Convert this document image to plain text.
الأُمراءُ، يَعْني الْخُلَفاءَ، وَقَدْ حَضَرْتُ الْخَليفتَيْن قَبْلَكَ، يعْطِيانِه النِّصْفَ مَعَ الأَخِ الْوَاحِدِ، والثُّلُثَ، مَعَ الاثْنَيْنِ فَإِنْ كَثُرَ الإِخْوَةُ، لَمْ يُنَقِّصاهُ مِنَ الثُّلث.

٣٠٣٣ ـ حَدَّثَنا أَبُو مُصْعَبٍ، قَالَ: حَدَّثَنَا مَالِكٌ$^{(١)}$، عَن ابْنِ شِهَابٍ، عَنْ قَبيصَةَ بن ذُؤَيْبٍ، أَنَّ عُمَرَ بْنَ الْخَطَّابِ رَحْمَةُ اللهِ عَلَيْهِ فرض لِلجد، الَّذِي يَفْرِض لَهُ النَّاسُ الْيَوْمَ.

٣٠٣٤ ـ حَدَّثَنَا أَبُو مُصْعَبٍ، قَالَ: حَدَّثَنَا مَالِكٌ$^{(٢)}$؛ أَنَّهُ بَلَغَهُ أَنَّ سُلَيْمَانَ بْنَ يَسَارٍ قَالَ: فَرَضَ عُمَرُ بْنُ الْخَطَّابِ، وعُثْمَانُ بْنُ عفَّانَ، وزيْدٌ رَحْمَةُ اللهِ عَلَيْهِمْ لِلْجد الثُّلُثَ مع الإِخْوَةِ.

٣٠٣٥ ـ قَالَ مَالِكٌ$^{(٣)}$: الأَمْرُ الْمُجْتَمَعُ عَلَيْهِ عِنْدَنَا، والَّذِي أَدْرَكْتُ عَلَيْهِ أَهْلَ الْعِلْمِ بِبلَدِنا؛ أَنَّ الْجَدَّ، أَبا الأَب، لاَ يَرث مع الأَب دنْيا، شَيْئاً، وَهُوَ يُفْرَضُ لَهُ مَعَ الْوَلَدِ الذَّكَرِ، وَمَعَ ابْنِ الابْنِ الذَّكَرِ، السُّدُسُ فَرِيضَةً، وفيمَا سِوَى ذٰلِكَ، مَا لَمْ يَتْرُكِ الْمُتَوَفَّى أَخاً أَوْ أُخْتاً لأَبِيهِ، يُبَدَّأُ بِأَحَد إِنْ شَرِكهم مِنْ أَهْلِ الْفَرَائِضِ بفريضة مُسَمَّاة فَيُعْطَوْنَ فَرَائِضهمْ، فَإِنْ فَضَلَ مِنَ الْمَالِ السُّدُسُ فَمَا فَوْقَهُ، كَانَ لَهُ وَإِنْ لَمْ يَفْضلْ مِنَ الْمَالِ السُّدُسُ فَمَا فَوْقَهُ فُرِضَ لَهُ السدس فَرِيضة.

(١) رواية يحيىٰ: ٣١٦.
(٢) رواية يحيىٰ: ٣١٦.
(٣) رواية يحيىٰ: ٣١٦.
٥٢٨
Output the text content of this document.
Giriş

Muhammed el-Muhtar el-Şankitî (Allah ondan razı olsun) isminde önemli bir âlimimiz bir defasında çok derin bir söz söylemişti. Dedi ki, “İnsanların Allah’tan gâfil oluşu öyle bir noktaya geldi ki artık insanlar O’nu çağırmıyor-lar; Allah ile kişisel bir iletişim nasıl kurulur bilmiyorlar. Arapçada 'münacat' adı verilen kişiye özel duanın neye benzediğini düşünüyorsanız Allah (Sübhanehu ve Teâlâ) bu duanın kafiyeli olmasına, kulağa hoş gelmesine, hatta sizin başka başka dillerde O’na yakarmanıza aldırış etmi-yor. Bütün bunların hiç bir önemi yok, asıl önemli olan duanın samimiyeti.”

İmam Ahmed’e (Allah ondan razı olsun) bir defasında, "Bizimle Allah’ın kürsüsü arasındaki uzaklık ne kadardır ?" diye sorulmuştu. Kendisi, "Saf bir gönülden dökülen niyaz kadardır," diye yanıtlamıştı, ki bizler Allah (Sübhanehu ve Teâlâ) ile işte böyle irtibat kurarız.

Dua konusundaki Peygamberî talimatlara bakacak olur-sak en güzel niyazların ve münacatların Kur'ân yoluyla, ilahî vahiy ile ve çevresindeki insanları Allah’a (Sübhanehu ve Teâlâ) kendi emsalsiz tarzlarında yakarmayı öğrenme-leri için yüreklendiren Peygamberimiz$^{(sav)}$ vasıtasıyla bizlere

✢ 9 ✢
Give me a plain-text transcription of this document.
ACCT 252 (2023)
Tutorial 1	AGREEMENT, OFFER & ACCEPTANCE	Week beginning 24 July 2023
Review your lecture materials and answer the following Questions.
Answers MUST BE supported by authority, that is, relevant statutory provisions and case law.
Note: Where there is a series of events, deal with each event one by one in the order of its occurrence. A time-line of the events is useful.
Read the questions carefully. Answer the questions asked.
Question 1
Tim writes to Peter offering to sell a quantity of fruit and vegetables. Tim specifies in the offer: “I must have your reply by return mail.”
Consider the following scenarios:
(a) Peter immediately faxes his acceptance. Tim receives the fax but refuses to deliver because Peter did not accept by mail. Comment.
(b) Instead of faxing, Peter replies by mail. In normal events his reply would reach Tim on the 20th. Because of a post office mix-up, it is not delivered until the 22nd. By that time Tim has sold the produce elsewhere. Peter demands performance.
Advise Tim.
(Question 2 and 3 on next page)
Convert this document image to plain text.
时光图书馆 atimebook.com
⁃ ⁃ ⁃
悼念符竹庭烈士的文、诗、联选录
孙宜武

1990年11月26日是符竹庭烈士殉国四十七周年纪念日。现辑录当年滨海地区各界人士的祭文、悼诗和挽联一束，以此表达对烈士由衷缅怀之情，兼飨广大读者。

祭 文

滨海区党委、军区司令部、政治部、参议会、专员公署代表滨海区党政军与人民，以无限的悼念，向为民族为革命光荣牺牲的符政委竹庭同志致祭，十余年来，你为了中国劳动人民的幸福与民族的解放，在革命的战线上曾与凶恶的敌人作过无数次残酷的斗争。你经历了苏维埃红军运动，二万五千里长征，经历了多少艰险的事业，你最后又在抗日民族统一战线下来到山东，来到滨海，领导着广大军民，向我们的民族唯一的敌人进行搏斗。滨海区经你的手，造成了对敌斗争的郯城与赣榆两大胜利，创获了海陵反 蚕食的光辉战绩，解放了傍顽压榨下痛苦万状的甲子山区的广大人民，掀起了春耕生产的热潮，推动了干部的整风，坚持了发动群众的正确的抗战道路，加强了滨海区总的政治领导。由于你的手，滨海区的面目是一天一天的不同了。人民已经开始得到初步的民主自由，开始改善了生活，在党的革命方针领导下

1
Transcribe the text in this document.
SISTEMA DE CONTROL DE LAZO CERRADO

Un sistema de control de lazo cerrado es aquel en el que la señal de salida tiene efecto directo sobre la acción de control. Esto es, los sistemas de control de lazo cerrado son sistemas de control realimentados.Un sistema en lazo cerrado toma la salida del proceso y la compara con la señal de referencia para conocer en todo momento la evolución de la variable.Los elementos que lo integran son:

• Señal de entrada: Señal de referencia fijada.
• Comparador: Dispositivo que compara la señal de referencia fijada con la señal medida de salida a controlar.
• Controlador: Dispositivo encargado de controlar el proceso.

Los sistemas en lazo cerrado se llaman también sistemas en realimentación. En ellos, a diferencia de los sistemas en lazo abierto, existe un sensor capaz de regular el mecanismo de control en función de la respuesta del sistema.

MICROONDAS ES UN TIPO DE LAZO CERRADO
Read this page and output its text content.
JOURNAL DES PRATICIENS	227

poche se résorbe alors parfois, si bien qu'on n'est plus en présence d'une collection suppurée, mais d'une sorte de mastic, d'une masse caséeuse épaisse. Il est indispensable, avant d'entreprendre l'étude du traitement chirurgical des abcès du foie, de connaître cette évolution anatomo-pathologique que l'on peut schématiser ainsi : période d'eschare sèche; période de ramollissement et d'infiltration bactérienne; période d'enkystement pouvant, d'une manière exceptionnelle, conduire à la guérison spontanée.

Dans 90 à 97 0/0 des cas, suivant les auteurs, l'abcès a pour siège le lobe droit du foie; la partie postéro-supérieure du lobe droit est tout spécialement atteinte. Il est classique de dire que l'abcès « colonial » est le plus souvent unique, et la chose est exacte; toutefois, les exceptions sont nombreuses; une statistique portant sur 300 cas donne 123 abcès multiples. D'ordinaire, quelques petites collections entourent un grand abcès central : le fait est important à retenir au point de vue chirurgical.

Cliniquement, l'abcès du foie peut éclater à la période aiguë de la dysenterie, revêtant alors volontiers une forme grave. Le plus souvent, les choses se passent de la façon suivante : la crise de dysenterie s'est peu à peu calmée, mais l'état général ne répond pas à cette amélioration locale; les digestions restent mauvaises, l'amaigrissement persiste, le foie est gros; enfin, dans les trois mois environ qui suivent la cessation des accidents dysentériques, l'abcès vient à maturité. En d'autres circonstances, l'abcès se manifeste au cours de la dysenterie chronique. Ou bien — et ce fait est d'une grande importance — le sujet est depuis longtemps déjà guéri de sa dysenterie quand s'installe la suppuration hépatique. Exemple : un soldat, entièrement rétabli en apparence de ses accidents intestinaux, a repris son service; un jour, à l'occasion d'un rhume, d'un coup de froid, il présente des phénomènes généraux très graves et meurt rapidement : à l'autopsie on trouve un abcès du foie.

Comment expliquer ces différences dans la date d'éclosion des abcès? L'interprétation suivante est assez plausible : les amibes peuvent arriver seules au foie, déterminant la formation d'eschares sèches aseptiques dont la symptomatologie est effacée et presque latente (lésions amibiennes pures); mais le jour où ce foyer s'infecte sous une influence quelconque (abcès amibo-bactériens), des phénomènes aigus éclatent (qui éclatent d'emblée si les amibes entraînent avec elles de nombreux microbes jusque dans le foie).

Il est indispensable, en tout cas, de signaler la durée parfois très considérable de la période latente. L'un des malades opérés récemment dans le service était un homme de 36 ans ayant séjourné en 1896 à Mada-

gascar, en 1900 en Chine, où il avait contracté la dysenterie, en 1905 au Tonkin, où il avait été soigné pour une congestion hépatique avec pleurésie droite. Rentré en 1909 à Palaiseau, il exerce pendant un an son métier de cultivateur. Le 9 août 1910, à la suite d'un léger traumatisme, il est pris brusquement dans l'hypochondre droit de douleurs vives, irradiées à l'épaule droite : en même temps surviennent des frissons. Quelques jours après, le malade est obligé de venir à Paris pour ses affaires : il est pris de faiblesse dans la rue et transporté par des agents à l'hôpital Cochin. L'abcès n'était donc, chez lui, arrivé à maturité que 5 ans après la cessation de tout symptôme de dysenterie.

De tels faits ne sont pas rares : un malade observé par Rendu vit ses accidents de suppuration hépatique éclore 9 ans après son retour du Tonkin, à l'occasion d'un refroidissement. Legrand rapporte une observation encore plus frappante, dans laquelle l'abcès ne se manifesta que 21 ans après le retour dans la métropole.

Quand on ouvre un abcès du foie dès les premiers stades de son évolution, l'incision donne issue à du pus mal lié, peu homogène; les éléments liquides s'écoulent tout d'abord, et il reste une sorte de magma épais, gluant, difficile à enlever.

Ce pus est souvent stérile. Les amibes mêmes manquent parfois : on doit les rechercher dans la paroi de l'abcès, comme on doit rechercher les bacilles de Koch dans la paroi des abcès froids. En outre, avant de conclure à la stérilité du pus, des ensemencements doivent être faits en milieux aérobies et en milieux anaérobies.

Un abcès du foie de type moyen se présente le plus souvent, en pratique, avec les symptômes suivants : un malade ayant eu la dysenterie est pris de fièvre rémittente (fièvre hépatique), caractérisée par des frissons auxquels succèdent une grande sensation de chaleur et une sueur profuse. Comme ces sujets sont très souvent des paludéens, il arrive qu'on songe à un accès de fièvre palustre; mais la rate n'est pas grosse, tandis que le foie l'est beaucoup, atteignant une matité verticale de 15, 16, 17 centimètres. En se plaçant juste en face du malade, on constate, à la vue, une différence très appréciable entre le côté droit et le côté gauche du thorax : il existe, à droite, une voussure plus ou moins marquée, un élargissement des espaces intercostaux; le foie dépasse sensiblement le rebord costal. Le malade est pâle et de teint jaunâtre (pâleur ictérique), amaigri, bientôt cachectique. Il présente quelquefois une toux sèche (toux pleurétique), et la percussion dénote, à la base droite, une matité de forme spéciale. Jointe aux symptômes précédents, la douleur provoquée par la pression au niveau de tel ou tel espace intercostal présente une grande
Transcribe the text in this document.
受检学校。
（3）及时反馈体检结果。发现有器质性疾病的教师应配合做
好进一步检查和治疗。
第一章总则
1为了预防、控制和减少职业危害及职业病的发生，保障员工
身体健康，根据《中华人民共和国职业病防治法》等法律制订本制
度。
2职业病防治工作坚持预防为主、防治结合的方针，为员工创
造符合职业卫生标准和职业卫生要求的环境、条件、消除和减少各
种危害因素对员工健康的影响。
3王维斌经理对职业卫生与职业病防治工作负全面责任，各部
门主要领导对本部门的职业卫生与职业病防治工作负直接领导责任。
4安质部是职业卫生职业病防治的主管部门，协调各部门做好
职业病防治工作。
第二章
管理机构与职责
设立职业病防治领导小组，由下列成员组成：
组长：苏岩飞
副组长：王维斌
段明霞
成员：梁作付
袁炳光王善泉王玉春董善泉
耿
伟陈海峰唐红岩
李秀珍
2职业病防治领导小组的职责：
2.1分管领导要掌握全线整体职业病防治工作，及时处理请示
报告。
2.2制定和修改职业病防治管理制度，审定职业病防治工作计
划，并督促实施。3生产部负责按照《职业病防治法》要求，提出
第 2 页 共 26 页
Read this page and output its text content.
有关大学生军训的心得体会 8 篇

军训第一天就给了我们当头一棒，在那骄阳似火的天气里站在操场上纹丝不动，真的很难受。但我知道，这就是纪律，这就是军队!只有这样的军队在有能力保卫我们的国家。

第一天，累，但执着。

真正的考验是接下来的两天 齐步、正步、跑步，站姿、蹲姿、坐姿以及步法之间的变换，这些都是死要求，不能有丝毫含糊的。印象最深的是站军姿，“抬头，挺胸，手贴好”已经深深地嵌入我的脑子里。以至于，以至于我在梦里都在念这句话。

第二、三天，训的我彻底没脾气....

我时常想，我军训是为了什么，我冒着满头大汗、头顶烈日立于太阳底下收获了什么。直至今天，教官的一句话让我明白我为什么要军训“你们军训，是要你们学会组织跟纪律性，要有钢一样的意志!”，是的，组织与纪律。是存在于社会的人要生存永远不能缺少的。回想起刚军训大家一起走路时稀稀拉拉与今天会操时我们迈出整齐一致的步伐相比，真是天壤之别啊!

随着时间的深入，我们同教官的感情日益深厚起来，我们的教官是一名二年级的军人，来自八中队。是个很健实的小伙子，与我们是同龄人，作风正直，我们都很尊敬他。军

◆ Task to complete ◆
Copy all lines from the listing that contain "fijada".

◆ Finished exercise ◆
• Señal de entrada: Señal de referencia fijada.
• Comparador: Dispositivo que compara la señal de referencia fijada con la señal medida de salida a controlar.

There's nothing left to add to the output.